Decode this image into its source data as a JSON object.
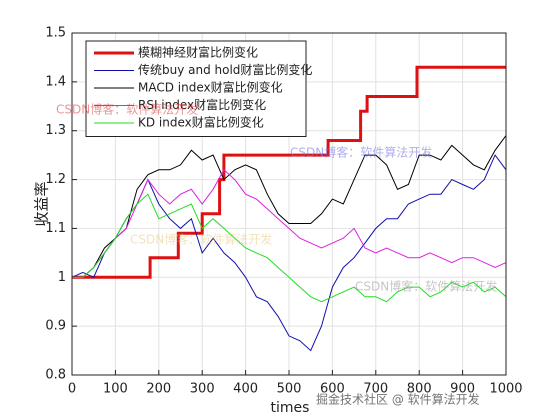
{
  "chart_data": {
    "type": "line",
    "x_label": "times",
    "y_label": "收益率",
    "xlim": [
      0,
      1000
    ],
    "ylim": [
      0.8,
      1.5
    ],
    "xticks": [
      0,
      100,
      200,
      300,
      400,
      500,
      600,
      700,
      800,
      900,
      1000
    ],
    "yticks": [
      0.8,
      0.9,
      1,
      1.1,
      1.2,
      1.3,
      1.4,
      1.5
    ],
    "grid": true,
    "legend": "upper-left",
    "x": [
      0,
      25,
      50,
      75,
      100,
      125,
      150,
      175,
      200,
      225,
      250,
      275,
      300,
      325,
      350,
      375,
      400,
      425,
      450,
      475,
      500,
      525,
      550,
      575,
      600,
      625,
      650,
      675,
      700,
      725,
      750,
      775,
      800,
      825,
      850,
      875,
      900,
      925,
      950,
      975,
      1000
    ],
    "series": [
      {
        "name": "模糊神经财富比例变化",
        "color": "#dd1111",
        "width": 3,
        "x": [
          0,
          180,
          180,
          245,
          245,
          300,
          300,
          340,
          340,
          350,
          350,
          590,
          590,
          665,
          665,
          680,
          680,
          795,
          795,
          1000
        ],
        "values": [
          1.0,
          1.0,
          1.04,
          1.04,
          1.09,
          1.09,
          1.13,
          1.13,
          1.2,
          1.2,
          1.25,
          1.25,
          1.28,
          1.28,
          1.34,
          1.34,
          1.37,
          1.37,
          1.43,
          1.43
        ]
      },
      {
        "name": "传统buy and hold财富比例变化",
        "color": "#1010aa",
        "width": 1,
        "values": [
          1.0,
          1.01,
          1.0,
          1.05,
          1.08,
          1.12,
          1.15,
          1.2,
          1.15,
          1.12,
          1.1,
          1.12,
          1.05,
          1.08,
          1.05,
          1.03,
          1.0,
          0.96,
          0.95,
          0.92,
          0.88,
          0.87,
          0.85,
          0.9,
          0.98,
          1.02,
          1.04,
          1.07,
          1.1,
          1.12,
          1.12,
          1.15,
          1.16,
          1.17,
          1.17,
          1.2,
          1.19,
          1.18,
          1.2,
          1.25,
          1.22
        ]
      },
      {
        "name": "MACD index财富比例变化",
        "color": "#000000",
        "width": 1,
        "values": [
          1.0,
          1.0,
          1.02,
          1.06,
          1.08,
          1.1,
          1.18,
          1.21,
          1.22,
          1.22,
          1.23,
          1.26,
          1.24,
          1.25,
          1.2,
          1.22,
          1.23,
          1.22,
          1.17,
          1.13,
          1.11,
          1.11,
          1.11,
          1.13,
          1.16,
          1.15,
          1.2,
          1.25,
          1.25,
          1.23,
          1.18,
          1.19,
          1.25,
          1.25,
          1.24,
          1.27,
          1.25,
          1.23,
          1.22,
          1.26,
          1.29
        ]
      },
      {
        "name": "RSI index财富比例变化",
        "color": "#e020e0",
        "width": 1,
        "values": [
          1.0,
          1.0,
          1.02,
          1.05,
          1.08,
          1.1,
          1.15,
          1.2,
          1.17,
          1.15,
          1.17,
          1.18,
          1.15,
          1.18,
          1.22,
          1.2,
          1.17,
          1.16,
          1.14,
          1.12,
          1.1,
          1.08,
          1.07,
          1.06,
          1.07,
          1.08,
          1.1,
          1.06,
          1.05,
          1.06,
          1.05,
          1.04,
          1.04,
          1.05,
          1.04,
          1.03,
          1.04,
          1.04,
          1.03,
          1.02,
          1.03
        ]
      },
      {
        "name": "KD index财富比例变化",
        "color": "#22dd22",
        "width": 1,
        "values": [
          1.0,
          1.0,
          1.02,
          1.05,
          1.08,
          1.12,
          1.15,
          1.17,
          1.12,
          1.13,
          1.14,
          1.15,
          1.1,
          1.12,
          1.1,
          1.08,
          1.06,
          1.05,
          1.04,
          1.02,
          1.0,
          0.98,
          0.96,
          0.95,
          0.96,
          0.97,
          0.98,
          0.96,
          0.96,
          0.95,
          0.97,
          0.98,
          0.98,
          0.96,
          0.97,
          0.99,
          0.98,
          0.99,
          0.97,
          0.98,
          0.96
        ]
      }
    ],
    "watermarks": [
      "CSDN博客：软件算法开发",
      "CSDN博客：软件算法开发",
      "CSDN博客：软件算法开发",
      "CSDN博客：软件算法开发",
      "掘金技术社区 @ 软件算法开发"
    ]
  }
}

——————

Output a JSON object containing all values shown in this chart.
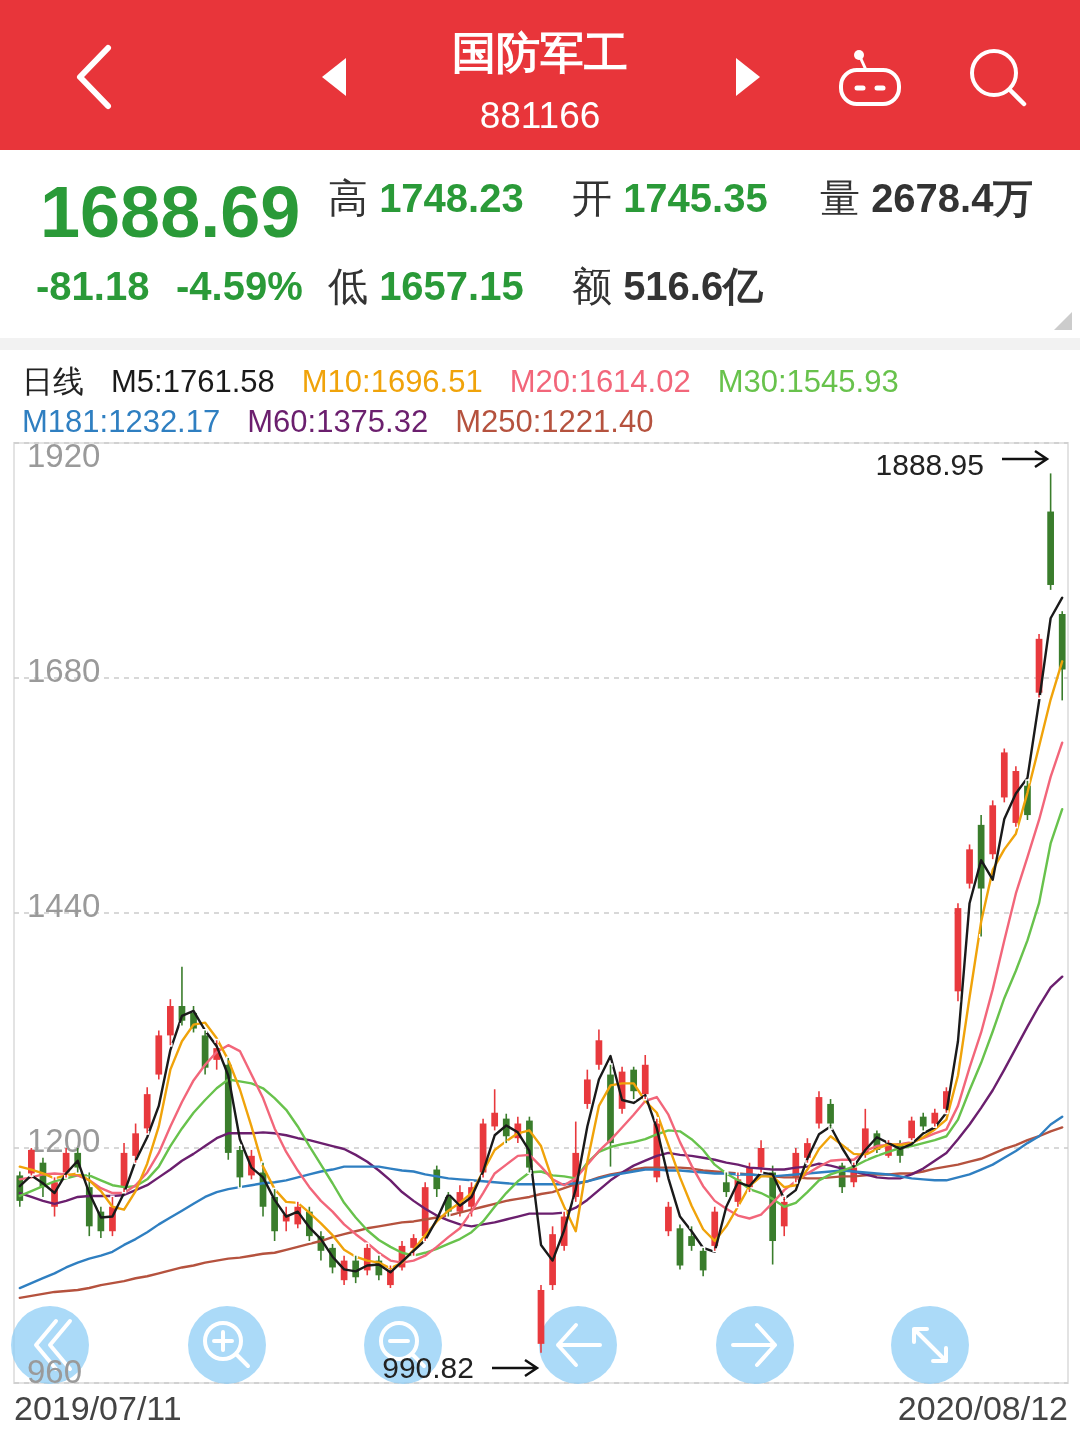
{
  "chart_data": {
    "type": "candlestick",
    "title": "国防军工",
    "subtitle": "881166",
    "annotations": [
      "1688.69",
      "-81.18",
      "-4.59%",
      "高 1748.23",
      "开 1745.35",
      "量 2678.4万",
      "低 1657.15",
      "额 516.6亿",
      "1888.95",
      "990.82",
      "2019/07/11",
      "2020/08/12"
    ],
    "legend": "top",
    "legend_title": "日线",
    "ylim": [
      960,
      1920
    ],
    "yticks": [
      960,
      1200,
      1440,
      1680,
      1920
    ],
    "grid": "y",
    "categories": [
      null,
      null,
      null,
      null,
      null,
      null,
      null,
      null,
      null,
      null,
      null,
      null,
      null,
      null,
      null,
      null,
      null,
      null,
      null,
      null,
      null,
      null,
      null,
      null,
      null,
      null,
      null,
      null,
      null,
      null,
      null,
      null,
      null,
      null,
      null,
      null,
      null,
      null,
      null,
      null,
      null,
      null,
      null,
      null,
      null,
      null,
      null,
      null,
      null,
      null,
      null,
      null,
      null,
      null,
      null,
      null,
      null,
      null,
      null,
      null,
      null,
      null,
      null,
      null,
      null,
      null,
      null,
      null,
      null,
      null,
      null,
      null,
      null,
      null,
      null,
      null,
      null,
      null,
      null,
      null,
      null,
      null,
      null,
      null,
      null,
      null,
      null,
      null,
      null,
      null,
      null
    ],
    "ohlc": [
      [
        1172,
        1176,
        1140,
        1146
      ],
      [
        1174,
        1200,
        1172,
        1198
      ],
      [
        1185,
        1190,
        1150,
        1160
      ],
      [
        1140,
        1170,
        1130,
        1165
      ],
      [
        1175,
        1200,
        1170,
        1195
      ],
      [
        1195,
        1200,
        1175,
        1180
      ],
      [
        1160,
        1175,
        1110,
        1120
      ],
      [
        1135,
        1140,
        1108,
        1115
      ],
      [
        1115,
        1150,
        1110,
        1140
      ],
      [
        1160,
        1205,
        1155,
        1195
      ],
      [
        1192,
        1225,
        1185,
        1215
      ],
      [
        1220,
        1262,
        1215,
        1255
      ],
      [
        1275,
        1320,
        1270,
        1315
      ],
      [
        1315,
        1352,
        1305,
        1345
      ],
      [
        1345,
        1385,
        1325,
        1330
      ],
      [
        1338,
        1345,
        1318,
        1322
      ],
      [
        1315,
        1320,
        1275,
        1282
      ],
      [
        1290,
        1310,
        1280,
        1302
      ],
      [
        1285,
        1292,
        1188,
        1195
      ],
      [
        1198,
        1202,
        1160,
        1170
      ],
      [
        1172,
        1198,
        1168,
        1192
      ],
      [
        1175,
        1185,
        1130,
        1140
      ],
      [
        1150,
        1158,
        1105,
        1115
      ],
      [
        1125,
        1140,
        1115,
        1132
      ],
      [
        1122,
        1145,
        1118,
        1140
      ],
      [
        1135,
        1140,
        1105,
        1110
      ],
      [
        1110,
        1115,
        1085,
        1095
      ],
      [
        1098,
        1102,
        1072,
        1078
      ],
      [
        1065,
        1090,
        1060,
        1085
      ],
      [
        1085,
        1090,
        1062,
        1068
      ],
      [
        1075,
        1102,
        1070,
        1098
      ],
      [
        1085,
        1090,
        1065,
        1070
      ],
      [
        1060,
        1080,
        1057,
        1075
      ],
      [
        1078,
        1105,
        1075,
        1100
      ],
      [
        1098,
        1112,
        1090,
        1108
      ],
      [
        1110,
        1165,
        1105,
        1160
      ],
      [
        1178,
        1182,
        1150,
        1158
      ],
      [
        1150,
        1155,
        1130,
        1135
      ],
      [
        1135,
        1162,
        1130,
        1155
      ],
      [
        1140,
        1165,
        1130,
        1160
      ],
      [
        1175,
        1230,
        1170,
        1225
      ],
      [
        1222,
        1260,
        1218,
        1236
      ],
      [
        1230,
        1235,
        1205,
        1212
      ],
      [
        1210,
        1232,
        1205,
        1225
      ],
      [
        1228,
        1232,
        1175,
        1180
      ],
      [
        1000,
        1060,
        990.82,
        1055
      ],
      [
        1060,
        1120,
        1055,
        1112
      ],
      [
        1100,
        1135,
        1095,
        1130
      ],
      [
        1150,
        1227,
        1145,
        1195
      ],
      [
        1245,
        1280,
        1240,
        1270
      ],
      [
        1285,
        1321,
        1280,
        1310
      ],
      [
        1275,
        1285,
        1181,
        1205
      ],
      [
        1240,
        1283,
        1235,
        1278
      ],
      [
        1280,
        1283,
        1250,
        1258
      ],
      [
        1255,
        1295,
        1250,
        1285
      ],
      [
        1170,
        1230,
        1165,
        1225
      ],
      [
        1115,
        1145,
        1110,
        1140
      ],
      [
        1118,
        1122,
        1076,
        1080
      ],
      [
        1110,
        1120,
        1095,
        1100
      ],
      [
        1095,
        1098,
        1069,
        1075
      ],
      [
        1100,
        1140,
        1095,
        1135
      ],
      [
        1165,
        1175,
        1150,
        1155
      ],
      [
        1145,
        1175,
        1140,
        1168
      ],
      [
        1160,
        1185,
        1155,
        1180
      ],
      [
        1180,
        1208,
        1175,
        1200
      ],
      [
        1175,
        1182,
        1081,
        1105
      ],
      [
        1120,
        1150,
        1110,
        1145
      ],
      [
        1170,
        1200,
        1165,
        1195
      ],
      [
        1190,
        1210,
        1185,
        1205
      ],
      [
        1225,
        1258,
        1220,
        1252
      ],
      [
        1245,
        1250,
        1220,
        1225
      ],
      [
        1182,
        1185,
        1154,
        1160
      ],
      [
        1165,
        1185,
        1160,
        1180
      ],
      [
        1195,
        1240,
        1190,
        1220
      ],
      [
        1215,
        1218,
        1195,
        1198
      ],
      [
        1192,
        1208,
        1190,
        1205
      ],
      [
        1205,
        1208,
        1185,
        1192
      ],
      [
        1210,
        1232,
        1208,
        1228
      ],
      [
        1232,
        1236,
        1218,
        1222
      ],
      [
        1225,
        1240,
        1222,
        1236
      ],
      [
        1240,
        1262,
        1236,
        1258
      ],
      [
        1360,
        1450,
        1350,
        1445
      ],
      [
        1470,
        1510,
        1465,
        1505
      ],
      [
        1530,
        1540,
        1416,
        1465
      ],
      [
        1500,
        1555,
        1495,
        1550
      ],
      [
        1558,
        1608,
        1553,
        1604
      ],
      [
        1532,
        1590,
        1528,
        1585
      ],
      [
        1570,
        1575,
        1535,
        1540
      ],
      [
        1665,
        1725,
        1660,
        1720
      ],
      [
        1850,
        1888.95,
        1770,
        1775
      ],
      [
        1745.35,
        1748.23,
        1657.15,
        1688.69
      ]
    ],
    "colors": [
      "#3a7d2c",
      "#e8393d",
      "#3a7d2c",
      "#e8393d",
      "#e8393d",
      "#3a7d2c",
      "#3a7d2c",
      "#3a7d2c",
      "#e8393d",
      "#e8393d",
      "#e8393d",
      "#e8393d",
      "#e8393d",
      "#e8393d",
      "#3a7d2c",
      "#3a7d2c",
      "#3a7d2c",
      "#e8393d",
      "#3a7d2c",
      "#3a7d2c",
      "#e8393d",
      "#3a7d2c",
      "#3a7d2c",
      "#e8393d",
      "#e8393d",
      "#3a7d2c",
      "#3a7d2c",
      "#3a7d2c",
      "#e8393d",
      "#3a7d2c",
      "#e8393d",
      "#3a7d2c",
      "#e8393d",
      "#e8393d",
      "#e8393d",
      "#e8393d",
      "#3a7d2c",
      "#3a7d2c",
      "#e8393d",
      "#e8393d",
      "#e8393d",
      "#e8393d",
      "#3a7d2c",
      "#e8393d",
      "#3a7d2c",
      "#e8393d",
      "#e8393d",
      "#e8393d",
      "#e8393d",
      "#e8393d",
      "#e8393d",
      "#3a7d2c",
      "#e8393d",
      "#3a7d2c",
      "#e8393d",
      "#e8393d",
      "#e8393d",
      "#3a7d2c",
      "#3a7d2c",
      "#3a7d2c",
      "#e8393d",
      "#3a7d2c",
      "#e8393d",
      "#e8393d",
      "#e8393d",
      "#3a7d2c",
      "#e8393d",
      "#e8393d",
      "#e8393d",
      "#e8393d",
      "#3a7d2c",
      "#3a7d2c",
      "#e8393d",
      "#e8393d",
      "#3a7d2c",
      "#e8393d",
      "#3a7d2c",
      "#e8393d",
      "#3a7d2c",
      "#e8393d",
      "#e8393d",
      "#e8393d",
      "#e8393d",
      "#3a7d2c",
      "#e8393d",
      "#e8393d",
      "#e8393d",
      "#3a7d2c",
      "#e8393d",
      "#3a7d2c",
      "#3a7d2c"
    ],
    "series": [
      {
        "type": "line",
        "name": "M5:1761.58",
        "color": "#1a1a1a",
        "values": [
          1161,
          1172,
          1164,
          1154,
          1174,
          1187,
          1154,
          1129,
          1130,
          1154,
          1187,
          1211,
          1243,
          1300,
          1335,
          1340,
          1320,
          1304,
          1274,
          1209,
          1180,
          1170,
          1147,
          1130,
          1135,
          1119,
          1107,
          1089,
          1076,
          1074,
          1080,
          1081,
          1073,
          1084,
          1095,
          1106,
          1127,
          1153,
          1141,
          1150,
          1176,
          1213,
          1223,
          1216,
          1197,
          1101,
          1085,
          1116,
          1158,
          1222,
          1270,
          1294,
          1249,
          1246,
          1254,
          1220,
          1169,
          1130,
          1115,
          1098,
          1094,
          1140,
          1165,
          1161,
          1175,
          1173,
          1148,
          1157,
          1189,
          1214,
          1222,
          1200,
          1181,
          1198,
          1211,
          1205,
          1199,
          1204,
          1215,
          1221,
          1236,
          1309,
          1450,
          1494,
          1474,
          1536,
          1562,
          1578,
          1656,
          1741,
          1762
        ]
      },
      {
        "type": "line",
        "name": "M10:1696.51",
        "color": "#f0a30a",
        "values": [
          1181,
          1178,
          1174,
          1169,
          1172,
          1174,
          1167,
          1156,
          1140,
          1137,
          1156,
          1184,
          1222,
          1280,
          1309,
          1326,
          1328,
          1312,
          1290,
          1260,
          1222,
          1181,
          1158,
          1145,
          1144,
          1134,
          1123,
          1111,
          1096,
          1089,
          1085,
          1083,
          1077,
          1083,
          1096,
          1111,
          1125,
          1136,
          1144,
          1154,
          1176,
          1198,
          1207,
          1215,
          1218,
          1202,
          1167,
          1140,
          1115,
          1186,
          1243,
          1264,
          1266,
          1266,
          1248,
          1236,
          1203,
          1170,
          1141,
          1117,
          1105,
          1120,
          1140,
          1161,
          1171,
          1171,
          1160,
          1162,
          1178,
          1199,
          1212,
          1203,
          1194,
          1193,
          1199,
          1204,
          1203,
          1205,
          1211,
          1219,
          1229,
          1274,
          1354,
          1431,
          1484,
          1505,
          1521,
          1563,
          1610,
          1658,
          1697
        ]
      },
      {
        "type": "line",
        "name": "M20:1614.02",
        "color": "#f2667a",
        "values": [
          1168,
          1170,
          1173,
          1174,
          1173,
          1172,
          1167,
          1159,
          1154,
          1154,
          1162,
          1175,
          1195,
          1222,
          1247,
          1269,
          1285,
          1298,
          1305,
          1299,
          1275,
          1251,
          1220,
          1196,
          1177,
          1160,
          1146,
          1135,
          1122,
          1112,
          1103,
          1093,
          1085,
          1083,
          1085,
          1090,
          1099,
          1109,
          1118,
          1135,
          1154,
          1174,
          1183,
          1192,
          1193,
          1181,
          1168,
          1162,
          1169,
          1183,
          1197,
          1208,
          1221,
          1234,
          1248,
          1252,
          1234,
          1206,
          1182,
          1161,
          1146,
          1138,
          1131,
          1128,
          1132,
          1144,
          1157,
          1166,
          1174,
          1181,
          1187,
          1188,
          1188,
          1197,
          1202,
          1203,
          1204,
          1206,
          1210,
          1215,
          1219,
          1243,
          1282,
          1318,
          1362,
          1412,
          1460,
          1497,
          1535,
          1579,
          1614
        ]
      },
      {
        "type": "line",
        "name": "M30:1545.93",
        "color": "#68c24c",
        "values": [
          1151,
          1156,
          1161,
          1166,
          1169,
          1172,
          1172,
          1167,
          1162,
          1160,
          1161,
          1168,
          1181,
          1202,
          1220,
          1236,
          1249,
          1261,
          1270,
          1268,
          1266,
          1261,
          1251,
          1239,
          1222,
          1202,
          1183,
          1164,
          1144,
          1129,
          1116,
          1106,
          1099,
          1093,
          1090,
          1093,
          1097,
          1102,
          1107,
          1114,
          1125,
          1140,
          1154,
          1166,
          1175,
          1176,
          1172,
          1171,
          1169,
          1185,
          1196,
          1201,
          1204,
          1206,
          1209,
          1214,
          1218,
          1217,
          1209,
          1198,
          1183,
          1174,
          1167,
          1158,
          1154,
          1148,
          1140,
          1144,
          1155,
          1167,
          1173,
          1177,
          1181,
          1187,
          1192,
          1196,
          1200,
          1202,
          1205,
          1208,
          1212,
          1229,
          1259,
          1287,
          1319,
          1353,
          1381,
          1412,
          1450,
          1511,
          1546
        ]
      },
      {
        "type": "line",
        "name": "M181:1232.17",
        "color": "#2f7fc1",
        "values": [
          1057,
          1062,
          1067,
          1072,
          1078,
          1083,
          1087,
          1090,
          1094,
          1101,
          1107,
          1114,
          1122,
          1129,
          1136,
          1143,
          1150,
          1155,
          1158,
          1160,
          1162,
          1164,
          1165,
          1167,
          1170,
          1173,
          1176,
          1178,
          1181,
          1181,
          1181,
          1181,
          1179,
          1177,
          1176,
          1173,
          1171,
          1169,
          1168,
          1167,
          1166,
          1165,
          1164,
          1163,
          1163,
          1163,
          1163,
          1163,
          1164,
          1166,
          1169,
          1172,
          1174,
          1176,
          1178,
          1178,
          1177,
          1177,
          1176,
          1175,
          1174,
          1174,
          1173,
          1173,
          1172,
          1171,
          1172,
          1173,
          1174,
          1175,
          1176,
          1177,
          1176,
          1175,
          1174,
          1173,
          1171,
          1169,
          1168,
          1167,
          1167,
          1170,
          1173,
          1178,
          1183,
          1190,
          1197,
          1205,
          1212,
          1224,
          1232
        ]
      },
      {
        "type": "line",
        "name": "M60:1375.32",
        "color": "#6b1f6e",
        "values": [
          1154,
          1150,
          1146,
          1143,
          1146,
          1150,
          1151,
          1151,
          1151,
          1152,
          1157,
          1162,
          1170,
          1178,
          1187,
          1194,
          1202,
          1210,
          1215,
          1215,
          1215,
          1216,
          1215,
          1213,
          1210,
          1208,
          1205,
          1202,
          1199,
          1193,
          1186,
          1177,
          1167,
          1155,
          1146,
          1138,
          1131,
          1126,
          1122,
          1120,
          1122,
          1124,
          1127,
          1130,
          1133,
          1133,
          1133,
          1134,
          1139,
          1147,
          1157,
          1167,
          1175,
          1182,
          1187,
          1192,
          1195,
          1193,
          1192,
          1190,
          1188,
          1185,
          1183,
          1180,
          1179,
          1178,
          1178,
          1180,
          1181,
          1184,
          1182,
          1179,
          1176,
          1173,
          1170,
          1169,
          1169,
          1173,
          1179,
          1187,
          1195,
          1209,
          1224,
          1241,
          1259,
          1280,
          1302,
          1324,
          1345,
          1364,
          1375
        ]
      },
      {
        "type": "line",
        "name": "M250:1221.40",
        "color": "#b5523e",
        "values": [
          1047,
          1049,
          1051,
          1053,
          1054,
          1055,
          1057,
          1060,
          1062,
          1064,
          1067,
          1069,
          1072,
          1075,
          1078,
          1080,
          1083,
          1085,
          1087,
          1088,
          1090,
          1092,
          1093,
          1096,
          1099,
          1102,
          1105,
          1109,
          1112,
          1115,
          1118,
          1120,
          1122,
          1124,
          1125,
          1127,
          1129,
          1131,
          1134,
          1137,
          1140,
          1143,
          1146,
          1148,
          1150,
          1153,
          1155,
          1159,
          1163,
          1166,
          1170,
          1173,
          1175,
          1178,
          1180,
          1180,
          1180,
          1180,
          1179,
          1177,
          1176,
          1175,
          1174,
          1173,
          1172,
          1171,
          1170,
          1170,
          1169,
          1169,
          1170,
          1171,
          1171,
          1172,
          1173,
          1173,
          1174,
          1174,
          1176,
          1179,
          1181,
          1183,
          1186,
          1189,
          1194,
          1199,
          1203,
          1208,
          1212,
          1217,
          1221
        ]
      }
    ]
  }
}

——————

* _INSTRUCTIONS FOR THE TASK_:
Search the data above for lines holding "index财富比例变化" and copy each of them.

* _OUTPUT_:
        "name": "MACD index财富比例变化",
        "name": "RSI index财富比例变化",
        "name": "KD index财富比例变化",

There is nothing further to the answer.